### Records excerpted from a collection

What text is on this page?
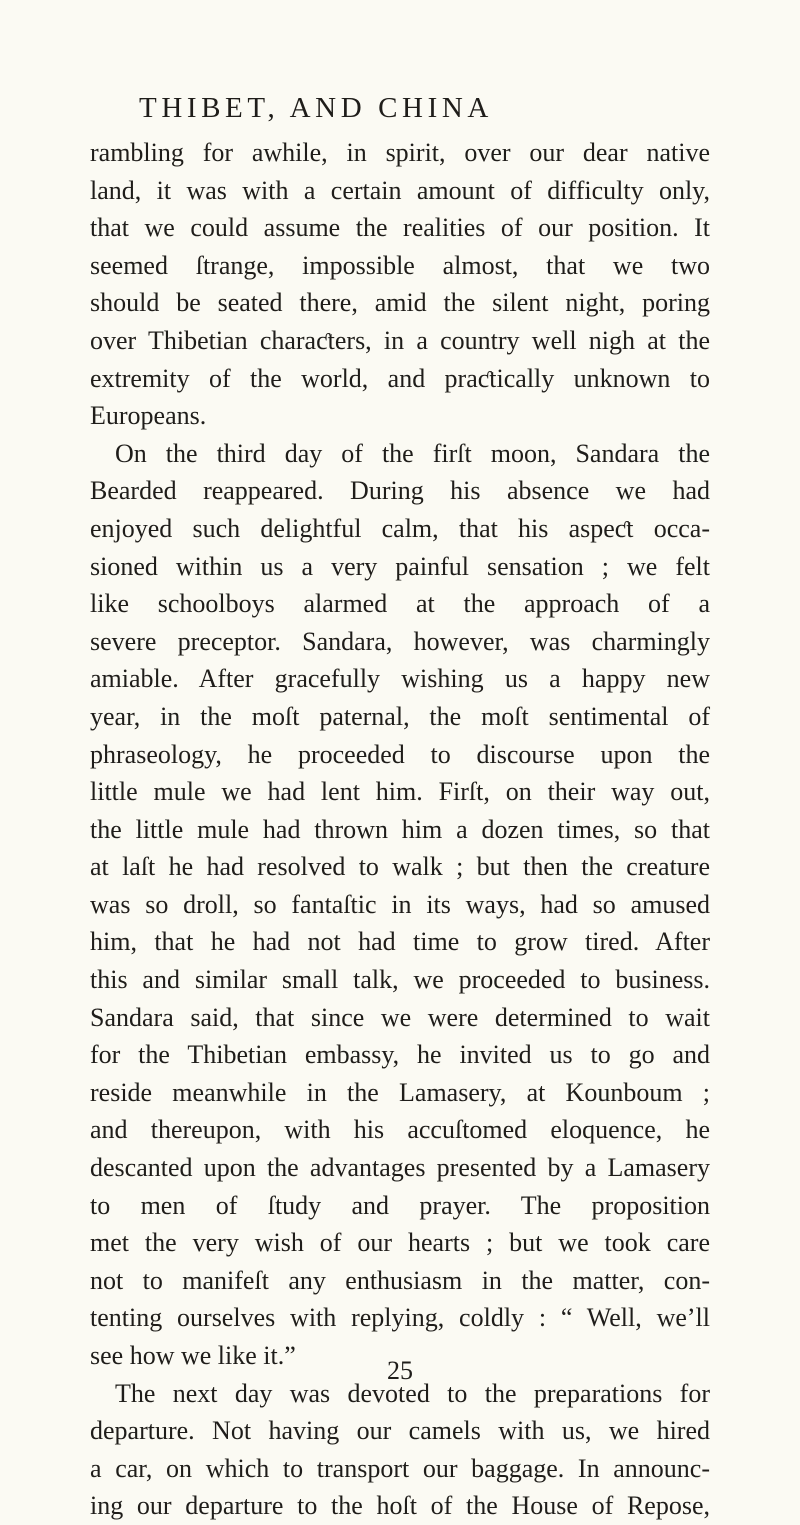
THIBET, AND CHINA
rambling for awhile, in spirit, over our dear native
land, it was with a certain amount of difficulty only,
that we could assume the realities of our position. It
seemed ſtrange, impossible almost, that we two
should be seated there, amid the silent night, poring
over Thibetian charaƈters, in a country well nigh at the
extremity of the world, and praƈtically unknown to
Europeans.
On the third day of the firſt moon, Sandara the
Bearded reappeared. During his absence we had
enjoyed such delightful calm, that his aspeƈt occa-
sioned within us a very painful sensation ; we felt
like schoolboys alarmed at the approach of a
severe preceptor. Sandara, however, was charmingly
amiable. After gracefully wishing us a happy new
year, in the moſt paternal, the moſt sentimental of
phraseology, he proceeded to discourse upon the
little mule we had lent him. Firſt, on their way out,
the little mule had thrown him a dozen times, so that
at laſt he had resolved to walk ; but then the creature
was so droll, so fantaſtic in its ways, had so amused
him, that he had not had time to grow tired. After
this and similar small talk, we proceeded to business.
Sandara said, that since we were determined to wait
for the Thibetian embassy, he invited us to go and
reside meanwhile in the Lamasery, at Kounboum ;
and thereupon, with his accuſtomed eloquence, he
descanted upon the advantages presented by a Lamasery
to men of ſtudy and prayer. The proposition
met the very wish of our hearts ; but we took care
not to manifeſt any enthusiasm in the matter, con-
tenting ourselves with replying, coldly : “ Well, we’ll
see how we like it.”
The next day was devoted to the preparations for
departure. Not having our camels with us, we hired
a car, on which to transport our baggage. In announc-
ing our departure to the hoſt of the House of Repose,
25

### Problem
Transcribe every line in the entries above, taking out only the images.

### Solution to the problem
What text is on this page?
THIBET, AND CHINA
rambling for awhile, in spirit, over our dear native
land, it was with a certain amount of difficulty only,
that we could assume the realities of our position. It
seemed ſtrange, impossible almost, that we two
should be seated there, amid the silent night, poring
over Thibetian charaƈters, in a country well nigh at the
extremity of the world, and praƈtically unknown to
Europeans.
On the third day of the firſt moon, Sandara the
Bearded reappeared. During his absence we had
enjoyed such delightful calm, that his aspeƈt occa-
sioned within us a very painful sensation ; we felt
like schoolboys alarmed at the approach of a
severe preceptor. Sandara, however, was charmingly
amiable. After gracefully wishing us a happy new
year, in the moſt paternal, the moſt sentimental of
phraseology, he proceeded to discourse upon the
little mule we had lent him. Firſt, on their way out,
the little mule had thrown him a dozen times, so that
at laſt he had resolved to walk ; but then the creature
was so droll, so fantaſtic in its ways, had so amused
him, that he had not had time to grow tired. After
this and similar small talk, we proceeded to business.
Sandara said, that since we were determined to wait
for the Thibetian embassy, he invited us to go and
reside meanwhile in the Lamasery, at Kounboum ;
and thereupon, with his accuſtomed eloquence, he
descanted upon the advantages presented by a Lamasery
to men of ſtudy and prayer. The proposition
met the very wish of our hearts ; but we took care
not to manifeſt any enthusiasm in the matter, con-
tenting ourselves with replying, coldly : “ Well, we’ll
see how we like it.”
The next day was devoted to the preparations for
departure. Not having our camels with us, we hired
a car, on which to transport our baggage. In announc-
ing our departure to the hoſt of the House of Repose,
25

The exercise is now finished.